JOBS:
(1) In the Cardiff City v QPR quiz text, how old was the 1960s defender when he died?
(2) Reproduce the Cardiff City v QPR quiz text from the words "Seven decades of" through the words "over the weekend.".

TEXT TO READ:
○ ○ ○ ○ ○

Seven decades of Cardiff City v Queens Park Rangers matches.

A return to the ground where we began this awful year with an abysmal result. City are due a result at Loftus Road, but, even if it ends up as another 6-1 humiliation, there’s still the seven decades quiz to enjoy! Seven QPR related questions with the answers to be posted on here over the weekend.

60s. He was a defender who won his only encounter with City while at QPR and stayed in London throughout his career in England before finishing it in a far off country on another continent. He died at the age of just fifty four and Terry Venables said the following about him after his death;-

“It’s like being hit by a sledgehammer, I can’t take it in, he was the greatest friend a man could have. Through all the times I’ve had when it was really bad, he would ring me every day. My thoughts are now with Jan, Nicola, Christian and Karl.”

Jimmy Hill observed that;-

“He was a very unusual mix – tough on the field, an excellent, astute businessman and one of the boys at the same time, he was a very rounded character, as cheeky as they come.”

○ ○ ○ ○ ○

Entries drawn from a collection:

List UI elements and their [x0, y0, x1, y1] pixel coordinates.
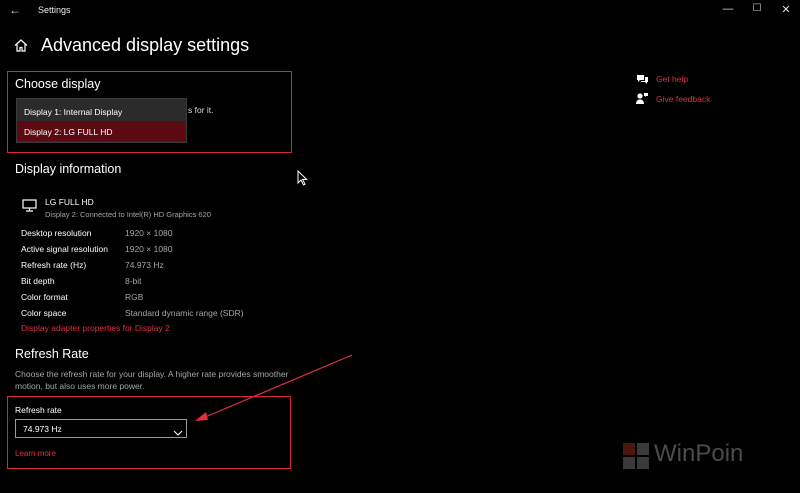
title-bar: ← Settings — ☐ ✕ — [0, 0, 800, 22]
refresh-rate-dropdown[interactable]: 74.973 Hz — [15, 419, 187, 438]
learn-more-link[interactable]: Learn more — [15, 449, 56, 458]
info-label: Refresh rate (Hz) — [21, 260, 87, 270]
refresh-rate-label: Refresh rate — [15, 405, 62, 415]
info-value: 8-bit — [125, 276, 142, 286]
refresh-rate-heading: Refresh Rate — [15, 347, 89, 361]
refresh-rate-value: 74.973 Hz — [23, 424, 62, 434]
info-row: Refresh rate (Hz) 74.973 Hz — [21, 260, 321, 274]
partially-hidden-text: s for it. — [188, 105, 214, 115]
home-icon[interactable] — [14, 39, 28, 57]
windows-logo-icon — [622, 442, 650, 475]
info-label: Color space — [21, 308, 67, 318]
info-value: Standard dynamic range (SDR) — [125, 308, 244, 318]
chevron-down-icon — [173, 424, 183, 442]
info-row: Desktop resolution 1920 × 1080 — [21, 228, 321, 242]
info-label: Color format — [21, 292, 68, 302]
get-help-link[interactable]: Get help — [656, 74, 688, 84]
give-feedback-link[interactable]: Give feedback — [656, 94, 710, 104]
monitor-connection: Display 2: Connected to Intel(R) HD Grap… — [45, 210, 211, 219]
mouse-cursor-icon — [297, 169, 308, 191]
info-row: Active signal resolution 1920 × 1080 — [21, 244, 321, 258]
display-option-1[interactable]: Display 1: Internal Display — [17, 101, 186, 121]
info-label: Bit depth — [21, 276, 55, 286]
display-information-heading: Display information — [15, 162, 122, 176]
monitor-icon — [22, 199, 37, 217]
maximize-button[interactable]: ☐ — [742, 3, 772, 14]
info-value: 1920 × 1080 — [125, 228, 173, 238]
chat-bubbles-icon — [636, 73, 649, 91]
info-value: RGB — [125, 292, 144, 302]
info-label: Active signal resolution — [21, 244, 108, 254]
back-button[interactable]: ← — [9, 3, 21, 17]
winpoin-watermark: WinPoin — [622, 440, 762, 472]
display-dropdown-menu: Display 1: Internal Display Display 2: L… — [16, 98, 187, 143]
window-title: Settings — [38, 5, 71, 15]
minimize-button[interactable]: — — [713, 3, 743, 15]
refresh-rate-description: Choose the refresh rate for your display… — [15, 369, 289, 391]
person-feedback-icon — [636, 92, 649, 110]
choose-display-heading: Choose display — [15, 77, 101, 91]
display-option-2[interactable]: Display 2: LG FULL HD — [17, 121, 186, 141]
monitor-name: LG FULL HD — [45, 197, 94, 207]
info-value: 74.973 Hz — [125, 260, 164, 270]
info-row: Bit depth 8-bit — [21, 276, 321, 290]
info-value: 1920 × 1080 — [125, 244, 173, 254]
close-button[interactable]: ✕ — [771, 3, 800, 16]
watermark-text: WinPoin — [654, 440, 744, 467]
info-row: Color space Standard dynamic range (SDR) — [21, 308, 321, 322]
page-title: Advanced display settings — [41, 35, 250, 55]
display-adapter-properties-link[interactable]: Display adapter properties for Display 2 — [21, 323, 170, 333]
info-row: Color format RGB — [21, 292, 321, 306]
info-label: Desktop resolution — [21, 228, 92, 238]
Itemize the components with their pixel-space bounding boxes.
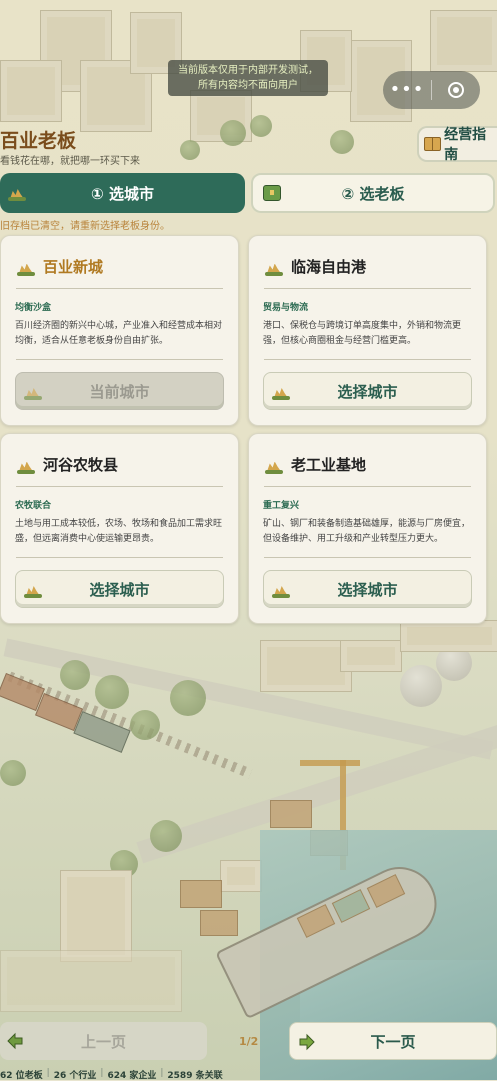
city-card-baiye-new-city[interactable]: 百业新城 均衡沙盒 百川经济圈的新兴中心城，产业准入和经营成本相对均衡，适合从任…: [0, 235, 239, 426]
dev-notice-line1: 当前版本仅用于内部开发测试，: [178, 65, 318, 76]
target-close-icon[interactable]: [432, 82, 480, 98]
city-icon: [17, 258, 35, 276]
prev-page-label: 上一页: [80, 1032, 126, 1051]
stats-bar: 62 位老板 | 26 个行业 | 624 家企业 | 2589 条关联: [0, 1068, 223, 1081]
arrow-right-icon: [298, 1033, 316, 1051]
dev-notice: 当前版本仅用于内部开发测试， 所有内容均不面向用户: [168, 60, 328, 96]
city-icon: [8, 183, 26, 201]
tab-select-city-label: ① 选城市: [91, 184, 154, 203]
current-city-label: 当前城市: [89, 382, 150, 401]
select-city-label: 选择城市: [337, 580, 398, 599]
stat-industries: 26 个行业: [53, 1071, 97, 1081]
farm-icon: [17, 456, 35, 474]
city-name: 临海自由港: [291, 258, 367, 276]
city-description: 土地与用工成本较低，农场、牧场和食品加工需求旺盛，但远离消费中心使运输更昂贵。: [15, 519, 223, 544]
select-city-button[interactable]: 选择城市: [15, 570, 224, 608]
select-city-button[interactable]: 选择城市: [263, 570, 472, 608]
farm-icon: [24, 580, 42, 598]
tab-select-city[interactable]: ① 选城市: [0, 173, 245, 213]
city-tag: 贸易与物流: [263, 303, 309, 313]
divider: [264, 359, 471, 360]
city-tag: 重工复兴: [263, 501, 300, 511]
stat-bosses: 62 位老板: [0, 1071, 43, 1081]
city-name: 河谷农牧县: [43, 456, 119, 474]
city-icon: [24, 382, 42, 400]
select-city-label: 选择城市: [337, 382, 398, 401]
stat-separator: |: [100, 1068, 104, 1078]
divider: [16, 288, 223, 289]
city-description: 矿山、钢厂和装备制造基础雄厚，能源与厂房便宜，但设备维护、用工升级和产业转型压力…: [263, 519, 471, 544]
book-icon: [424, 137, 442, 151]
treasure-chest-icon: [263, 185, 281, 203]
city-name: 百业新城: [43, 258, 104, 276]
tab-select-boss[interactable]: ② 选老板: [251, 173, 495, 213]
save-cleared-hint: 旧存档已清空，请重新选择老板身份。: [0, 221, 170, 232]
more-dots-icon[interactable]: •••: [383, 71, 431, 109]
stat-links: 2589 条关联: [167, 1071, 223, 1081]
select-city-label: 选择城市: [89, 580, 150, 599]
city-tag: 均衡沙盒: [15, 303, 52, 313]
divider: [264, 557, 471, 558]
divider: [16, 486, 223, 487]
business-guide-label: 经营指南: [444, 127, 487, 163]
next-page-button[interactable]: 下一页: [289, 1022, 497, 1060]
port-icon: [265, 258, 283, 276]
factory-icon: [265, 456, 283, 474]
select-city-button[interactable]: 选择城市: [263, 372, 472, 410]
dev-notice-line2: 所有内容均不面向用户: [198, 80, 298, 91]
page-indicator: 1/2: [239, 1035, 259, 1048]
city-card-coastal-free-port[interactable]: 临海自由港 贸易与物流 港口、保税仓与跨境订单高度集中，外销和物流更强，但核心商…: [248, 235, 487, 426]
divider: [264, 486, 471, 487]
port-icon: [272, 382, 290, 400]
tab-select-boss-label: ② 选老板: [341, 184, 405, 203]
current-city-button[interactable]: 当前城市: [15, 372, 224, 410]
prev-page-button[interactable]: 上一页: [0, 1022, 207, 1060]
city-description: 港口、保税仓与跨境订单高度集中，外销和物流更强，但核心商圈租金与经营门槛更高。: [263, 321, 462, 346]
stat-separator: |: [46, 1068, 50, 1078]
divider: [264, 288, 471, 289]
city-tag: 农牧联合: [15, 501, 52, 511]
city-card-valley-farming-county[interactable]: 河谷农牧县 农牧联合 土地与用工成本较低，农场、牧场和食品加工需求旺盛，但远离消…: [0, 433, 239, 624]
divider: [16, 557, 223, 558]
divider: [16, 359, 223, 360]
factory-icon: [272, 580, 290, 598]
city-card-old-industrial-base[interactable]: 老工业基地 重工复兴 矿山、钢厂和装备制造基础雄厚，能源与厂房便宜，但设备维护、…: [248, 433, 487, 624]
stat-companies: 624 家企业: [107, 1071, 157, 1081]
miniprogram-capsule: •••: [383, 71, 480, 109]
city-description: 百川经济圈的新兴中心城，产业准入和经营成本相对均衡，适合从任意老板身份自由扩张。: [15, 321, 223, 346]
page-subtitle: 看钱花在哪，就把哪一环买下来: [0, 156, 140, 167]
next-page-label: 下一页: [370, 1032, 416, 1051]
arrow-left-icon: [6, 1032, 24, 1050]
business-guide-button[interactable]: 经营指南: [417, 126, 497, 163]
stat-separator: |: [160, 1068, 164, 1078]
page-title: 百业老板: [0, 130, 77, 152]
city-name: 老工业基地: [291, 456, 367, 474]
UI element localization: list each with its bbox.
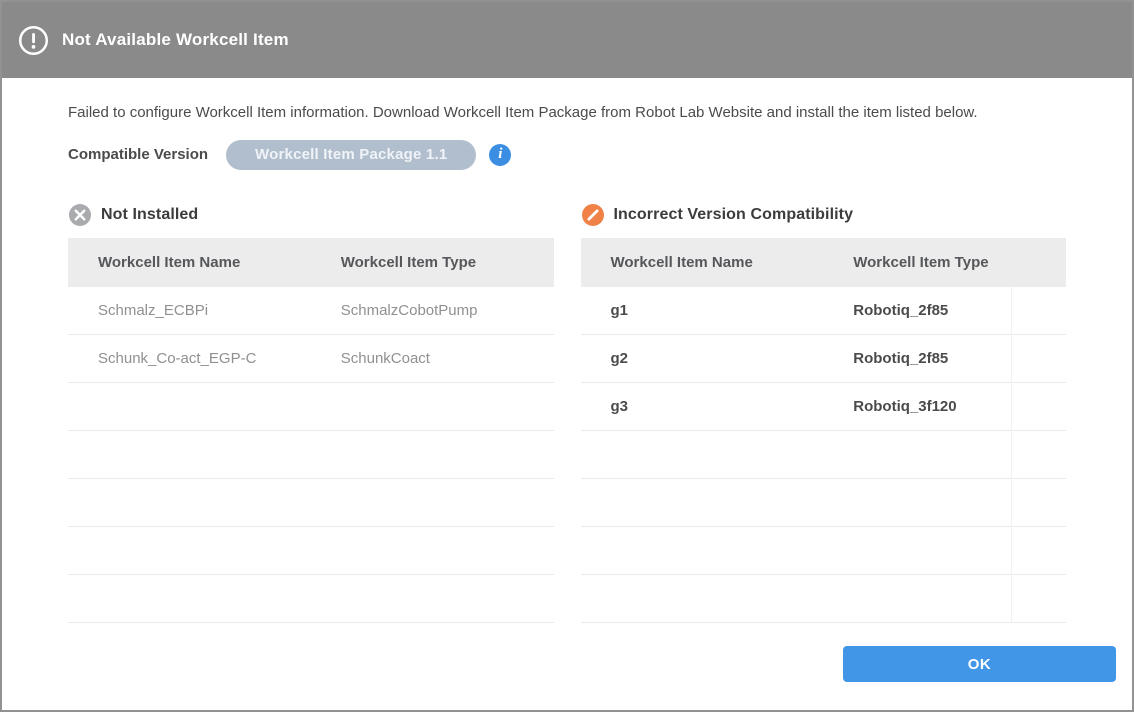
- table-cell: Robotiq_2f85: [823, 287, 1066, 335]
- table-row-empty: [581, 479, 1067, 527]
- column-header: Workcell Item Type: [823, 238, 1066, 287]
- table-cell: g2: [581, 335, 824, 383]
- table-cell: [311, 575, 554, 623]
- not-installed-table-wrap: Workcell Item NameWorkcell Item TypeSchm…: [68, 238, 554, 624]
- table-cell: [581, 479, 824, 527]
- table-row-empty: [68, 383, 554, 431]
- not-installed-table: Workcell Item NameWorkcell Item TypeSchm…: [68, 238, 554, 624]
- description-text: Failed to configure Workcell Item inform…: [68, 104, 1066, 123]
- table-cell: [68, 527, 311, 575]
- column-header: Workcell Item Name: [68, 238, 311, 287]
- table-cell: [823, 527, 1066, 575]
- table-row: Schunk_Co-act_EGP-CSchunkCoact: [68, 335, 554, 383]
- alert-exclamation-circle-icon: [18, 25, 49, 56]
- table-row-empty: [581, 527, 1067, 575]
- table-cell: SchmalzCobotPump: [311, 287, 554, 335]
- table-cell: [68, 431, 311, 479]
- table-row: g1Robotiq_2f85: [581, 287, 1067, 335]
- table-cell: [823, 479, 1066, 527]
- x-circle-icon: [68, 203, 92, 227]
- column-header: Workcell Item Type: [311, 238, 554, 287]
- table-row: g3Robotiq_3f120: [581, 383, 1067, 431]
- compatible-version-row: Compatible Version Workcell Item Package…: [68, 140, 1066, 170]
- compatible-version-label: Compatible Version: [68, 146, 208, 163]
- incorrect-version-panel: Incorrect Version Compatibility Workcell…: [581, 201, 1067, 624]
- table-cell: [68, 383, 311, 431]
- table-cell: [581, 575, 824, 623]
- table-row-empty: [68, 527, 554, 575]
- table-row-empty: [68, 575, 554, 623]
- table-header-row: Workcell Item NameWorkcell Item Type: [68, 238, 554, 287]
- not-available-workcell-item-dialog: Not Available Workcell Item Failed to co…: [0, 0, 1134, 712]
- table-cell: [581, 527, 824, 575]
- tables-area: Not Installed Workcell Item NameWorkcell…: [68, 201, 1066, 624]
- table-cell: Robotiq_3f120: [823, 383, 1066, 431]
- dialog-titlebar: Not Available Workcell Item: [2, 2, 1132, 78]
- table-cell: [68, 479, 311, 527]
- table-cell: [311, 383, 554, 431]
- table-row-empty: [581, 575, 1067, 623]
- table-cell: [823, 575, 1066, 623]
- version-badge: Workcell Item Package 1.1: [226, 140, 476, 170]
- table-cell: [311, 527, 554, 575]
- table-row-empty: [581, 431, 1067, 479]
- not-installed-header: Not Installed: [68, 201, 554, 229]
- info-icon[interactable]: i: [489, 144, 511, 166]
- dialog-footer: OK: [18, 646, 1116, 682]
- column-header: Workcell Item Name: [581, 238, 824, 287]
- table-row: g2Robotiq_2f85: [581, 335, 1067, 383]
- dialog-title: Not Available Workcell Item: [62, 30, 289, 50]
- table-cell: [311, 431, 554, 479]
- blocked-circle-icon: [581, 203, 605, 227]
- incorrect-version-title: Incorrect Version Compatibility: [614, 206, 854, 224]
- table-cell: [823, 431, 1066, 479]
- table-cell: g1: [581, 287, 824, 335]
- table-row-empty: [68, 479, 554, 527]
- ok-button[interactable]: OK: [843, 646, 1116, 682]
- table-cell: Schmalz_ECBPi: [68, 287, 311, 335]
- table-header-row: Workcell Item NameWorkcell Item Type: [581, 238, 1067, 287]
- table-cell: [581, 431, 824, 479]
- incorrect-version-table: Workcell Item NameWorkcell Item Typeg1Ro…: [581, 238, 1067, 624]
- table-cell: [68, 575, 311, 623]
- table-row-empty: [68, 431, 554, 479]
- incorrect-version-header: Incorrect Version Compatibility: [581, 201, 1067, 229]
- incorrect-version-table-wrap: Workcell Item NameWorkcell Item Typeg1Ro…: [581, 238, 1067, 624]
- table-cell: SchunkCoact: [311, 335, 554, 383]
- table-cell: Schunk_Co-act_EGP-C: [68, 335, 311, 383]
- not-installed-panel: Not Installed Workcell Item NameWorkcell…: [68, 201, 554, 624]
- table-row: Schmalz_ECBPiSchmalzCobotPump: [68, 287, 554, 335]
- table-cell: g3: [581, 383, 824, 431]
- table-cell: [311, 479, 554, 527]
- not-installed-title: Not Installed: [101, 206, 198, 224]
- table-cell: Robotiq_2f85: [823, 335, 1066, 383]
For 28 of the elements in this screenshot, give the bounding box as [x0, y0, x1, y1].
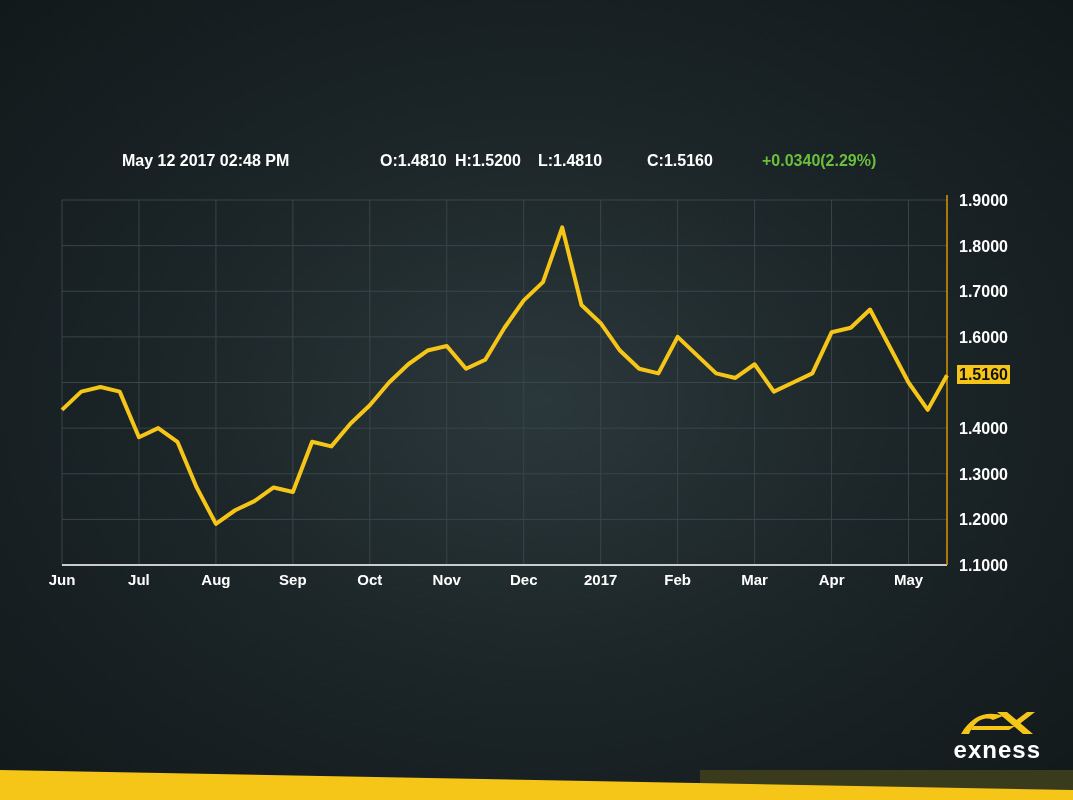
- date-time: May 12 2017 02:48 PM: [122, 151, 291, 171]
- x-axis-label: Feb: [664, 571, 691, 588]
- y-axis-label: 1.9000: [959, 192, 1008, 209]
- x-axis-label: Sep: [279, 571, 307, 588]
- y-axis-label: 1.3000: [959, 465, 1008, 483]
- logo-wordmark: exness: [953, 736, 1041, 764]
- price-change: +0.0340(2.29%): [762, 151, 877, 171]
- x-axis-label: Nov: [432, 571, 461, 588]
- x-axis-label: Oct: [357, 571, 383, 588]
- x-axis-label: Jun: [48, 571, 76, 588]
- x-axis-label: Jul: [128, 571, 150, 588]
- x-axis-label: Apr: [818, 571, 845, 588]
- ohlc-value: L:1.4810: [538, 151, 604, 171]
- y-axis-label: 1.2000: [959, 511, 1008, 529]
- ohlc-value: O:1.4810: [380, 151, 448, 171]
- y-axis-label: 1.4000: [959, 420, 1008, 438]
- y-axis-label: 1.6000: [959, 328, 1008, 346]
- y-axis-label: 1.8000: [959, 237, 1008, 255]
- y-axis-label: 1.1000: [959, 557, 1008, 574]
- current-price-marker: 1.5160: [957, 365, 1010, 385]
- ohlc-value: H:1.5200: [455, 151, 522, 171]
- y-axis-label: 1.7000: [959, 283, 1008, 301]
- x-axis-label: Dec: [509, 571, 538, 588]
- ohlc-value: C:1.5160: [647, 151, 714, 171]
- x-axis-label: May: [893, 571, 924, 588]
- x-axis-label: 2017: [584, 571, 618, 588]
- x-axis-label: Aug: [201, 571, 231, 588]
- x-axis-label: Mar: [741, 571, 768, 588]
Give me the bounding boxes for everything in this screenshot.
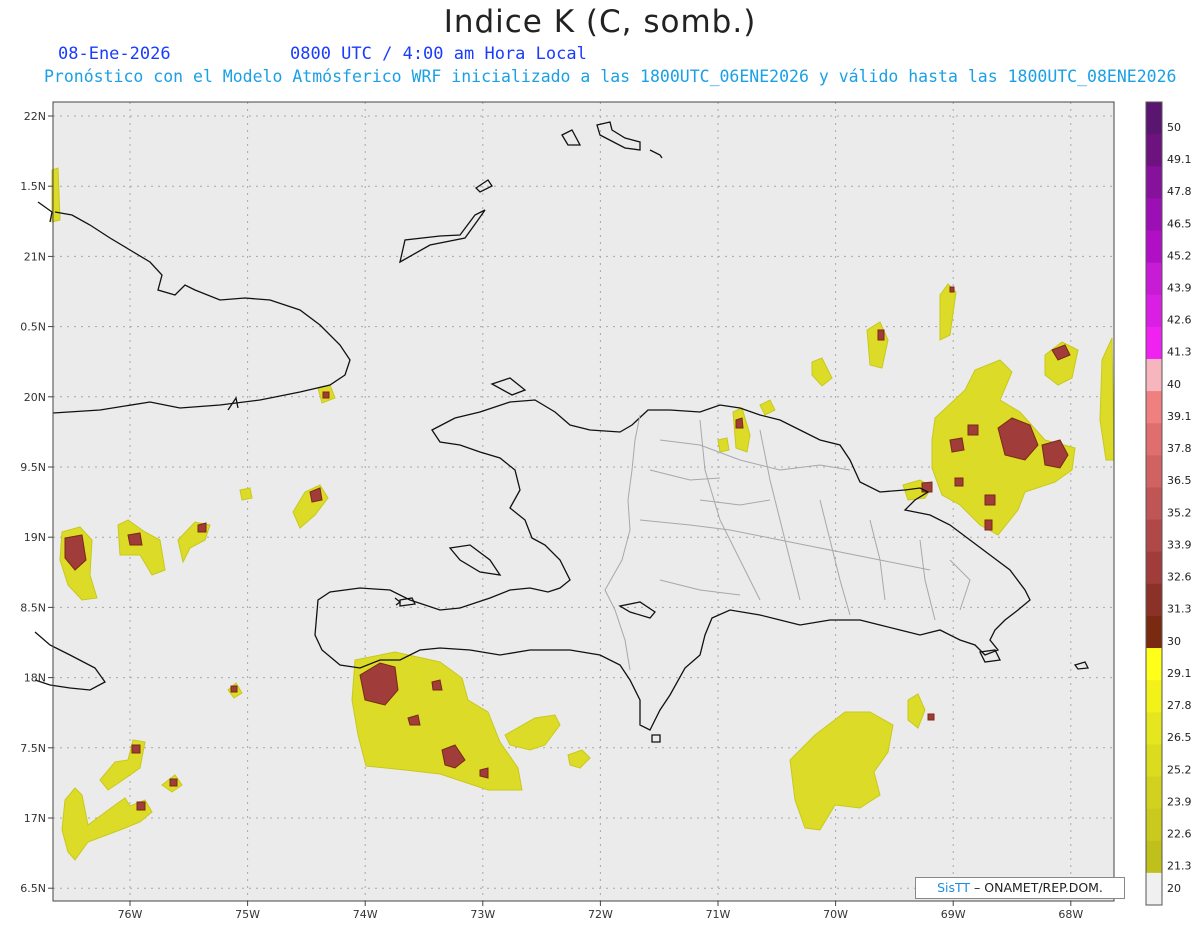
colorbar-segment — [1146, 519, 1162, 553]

○ ○ ○ ○ ○

EXERCISE RESULTS:
(1) Fifty four

(2)
Seven decades of Cardiff City v Queens Park Rangers matches.

A return to the ground where we began this awful year with an abysmal result. City are due a result at Loftus Road, but, even if it ends up as another 6-1 humiliation, there’s still the seven decades quiz to enjoy! Seven QPR related questions with the answers to be posted on here over the weekend.